Scan the material below for lines with the word "document" and report how many there are, with nothing added.

RECORDS PROVIDED:
▬▬▬▬▬▬
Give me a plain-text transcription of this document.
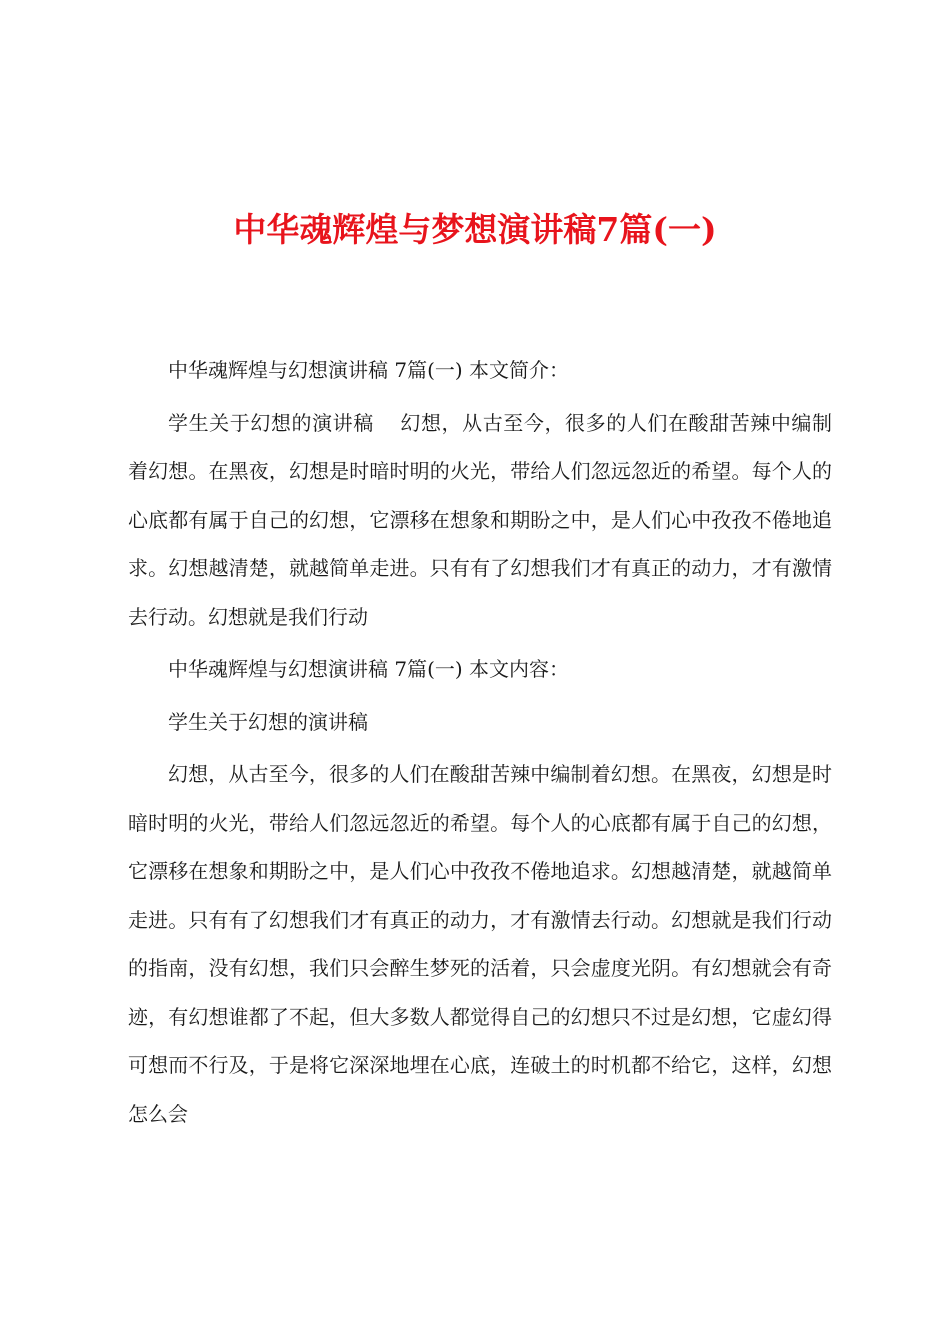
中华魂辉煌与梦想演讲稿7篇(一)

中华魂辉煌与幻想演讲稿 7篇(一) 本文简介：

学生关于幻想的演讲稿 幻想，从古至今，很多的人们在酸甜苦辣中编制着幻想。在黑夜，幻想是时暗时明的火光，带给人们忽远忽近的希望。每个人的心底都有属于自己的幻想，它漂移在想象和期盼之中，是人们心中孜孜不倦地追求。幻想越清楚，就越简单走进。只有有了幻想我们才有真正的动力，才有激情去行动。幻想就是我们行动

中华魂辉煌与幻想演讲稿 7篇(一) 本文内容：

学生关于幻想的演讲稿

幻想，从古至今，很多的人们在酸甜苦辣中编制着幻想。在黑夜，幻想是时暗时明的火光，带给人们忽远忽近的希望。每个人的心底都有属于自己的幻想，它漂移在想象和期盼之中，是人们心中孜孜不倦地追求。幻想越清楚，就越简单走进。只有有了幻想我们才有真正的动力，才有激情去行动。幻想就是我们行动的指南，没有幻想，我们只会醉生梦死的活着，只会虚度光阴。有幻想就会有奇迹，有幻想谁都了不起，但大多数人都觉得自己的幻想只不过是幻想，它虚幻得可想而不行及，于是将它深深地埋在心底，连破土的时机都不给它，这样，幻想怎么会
▬▬▬▬▬▬
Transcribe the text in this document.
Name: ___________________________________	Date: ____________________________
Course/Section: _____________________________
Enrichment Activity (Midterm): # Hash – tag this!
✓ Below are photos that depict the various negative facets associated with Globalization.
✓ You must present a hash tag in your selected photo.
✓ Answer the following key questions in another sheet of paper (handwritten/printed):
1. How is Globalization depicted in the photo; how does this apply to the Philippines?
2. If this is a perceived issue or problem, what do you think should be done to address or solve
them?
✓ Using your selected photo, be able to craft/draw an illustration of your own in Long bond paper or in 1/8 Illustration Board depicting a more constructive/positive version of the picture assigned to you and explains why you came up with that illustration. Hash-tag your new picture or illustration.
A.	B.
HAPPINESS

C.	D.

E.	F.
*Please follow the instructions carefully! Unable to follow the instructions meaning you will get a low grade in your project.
▬▬▬▬▬▬
RESULT:
2